Excerpt from a dataset:
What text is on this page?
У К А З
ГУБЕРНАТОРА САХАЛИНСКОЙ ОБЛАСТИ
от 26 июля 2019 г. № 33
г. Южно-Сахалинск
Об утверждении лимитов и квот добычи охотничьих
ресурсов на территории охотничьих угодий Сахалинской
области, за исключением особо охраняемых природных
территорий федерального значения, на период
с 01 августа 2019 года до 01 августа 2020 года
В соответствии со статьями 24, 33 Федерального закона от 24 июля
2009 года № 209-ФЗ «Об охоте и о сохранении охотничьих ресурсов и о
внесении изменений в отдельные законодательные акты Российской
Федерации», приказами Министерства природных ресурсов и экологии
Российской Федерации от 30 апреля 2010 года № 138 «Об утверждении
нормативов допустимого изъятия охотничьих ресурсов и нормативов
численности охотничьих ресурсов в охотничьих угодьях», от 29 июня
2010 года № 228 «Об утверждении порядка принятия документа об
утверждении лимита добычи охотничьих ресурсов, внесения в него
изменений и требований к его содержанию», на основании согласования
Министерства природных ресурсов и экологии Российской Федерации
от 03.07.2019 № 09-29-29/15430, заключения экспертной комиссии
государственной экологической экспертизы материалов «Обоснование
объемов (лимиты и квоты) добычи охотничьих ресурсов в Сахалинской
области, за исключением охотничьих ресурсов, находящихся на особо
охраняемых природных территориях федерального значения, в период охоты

Work to be completed: Look for the word "года" in every line of the listing and copy the lines that have it.

The response:
с 01 августа 2019 года до 01 августа 2020 года
2009 года № 209-ФЗ «Об охоте и о сохранении охотничьих ресурсов и о
Российской Федерации от 30 апреля 2010 года № 138 «Об утверждении
2010 года № 228 «Об утверждении порядка принятия документа об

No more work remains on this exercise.